What the task asks:
Copy out lines with the word "dashed" from the material that follows.

Source records:
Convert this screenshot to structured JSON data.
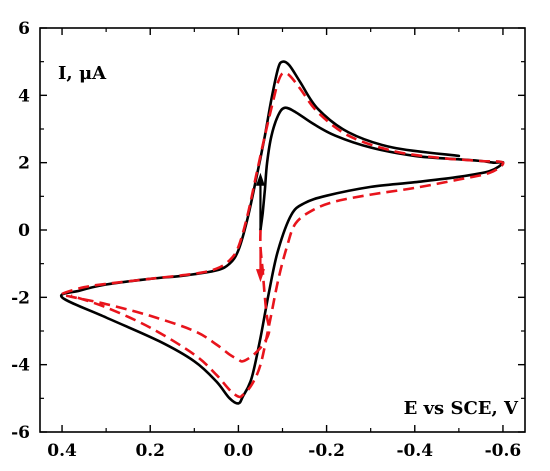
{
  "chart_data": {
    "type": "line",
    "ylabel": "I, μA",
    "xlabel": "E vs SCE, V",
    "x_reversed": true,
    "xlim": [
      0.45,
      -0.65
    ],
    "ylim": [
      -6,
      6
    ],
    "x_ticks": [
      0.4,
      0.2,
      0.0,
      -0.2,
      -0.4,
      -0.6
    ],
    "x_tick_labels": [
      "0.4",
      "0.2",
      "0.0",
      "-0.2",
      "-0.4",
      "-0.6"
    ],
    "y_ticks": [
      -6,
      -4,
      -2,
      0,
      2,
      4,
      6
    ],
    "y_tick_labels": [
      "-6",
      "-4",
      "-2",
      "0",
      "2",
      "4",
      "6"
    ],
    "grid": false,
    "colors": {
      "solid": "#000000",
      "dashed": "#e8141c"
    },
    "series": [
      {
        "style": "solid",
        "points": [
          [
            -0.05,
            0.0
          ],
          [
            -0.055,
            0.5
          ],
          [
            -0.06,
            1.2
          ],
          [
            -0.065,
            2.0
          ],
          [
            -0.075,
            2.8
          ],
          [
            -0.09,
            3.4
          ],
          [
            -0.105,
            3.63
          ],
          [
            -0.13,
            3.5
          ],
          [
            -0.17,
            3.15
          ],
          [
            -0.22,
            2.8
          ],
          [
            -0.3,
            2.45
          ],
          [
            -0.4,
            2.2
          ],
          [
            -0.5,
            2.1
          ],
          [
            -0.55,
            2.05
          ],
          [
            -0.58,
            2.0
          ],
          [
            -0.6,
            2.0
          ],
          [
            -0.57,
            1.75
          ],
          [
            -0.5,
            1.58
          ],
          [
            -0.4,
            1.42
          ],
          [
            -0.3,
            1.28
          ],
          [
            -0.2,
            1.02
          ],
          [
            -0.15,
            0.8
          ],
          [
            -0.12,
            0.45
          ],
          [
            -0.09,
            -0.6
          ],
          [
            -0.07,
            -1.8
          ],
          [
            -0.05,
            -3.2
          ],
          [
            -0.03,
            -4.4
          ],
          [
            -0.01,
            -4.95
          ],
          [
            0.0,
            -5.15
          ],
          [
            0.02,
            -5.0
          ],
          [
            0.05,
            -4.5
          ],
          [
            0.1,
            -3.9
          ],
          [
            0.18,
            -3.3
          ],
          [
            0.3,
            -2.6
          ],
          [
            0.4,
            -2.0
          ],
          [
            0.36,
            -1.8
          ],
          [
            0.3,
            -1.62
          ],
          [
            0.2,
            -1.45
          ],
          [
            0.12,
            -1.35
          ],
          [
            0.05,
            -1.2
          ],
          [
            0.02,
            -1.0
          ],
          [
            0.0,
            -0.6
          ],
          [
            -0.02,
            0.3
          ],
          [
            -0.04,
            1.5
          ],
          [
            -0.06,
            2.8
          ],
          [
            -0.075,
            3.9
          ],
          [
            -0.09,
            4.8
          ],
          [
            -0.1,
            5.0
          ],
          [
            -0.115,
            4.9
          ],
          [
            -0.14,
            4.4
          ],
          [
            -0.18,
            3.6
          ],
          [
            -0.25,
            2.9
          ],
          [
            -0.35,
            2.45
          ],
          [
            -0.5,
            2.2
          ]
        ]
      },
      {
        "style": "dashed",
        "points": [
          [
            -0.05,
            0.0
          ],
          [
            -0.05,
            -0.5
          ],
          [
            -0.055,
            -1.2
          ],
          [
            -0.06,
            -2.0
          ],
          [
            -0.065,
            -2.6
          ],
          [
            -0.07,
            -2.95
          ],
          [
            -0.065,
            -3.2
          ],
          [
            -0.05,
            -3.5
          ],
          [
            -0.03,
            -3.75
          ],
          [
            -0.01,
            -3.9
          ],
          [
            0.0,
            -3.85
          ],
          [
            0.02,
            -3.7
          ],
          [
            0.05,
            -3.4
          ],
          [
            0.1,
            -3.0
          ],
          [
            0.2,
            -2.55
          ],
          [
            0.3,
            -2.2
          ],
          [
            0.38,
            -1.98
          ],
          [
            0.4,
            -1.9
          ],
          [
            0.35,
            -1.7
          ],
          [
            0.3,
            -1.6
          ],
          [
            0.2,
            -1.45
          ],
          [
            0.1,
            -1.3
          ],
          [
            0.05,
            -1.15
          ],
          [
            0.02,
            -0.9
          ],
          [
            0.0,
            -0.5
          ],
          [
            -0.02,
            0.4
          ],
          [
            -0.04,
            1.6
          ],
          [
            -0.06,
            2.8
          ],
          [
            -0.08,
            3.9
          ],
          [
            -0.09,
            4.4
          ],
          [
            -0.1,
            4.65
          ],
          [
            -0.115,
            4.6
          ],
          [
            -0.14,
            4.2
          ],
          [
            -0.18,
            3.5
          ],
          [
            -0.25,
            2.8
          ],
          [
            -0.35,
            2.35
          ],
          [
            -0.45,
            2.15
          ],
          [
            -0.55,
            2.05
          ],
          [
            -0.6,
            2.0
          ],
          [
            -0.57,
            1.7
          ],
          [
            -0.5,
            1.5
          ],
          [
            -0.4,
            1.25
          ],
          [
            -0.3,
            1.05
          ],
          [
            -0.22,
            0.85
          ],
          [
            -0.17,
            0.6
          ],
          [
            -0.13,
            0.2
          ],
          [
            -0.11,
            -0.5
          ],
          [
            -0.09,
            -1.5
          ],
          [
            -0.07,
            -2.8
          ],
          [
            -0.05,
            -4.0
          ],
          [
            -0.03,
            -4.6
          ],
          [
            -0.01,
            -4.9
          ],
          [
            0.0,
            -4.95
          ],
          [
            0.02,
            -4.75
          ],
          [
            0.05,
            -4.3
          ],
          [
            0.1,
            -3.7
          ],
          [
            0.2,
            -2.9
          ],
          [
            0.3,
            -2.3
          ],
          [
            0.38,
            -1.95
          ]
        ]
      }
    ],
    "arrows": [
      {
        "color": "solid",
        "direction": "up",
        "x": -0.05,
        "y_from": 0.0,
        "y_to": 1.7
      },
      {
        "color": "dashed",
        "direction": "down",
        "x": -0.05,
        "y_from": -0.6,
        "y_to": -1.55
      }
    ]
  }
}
==
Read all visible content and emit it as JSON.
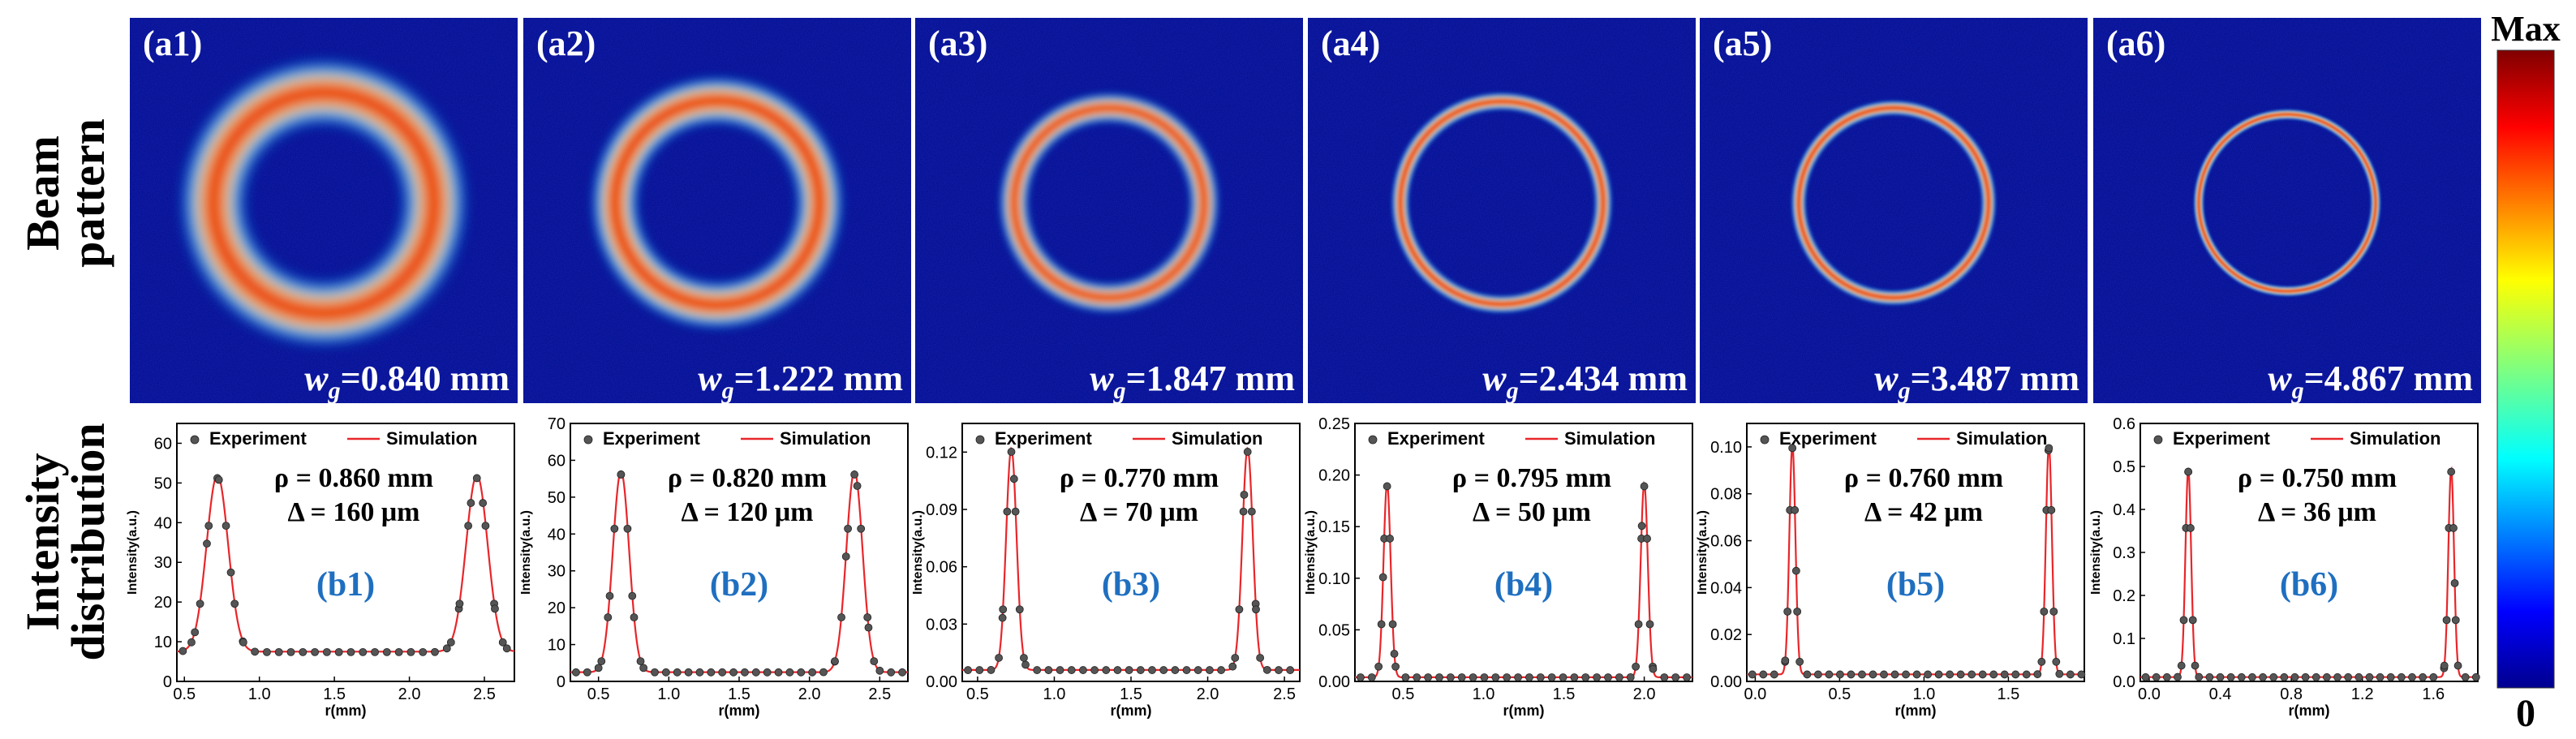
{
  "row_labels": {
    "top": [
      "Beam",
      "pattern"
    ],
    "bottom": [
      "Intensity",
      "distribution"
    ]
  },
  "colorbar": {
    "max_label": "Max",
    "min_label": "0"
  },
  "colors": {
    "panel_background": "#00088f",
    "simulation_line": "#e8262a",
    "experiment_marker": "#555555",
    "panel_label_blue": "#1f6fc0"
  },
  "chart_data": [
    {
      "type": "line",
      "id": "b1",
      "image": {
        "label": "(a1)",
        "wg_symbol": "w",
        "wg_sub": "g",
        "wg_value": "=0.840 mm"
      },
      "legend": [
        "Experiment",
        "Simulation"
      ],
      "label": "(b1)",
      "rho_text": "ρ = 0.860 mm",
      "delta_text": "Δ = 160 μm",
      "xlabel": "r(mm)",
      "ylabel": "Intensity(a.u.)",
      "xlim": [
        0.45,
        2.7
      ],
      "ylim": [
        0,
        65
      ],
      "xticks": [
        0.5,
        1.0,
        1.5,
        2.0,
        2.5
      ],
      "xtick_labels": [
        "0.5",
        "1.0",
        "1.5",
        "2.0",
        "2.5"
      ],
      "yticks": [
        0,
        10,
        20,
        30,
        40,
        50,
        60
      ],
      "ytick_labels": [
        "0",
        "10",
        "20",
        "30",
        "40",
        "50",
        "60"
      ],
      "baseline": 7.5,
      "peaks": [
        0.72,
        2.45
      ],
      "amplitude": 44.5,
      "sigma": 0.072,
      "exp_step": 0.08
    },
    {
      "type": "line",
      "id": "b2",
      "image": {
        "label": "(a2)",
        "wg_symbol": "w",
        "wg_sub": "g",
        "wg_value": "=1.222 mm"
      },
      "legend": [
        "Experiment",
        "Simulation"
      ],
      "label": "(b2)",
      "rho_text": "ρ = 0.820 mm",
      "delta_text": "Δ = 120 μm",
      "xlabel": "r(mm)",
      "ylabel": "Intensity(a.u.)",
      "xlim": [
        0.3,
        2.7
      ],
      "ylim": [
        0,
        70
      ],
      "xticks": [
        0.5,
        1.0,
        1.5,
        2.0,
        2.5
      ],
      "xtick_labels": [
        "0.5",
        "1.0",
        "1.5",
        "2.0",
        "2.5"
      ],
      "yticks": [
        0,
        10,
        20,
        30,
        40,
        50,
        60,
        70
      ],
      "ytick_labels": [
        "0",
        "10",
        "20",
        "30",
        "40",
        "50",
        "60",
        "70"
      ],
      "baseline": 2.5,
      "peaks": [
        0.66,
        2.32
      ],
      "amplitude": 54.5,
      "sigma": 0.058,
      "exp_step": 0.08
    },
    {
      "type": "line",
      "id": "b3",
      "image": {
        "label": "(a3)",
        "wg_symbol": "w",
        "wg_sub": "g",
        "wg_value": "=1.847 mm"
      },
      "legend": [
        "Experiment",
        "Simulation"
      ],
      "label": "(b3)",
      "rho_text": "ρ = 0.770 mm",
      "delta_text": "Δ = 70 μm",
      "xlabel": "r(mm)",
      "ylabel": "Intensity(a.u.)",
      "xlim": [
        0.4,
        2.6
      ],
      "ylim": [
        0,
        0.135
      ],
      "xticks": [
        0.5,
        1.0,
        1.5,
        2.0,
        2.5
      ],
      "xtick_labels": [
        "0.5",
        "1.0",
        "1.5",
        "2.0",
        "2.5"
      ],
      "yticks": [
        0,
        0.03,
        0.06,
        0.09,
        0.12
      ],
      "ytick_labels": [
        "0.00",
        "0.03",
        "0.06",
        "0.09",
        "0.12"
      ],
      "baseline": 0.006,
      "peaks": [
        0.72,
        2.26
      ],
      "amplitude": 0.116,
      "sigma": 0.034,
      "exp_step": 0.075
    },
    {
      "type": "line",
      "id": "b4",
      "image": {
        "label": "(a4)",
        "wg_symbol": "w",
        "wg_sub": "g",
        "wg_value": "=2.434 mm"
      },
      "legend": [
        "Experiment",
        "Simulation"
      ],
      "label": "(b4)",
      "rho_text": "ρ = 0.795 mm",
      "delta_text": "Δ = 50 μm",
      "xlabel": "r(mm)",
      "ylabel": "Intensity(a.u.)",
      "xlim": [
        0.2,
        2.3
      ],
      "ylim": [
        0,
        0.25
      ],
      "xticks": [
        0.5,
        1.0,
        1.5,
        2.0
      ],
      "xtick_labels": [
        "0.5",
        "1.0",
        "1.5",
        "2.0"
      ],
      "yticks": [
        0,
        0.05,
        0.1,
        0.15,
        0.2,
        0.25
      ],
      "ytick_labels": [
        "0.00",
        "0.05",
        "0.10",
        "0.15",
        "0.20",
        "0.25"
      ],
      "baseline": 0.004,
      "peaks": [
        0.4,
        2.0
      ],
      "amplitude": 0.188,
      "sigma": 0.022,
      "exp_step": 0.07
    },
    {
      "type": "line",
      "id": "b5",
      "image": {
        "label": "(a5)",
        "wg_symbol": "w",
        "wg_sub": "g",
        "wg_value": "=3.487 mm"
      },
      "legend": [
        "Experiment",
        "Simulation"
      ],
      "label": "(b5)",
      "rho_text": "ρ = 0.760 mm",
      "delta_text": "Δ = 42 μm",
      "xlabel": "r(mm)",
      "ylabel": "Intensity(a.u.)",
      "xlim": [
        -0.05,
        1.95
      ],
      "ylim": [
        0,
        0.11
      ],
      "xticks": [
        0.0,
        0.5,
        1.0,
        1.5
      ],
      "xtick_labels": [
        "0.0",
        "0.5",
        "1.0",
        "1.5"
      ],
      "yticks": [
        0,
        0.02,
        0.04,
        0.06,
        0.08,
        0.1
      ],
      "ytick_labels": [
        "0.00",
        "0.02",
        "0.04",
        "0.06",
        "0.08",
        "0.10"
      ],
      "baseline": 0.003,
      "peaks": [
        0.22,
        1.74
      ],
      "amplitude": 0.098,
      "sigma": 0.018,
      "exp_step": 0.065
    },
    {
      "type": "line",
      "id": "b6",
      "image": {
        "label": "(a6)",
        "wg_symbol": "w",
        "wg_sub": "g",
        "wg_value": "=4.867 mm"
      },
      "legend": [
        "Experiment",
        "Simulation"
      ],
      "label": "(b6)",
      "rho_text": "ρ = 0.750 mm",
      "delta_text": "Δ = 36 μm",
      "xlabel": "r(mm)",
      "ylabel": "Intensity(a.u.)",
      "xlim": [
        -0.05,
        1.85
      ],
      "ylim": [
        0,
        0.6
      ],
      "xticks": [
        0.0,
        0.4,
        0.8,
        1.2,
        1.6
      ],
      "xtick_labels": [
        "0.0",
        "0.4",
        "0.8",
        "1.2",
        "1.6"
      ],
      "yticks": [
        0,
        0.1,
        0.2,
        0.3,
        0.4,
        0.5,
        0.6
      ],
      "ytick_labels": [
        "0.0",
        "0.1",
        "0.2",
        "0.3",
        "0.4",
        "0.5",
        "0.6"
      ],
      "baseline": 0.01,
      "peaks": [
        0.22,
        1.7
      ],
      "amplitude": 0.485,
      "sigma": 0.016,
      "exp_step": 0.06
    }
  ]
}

The completed task:
      "dashed": "#e8141c"
        "style": "dashed",
        "color": "dashed",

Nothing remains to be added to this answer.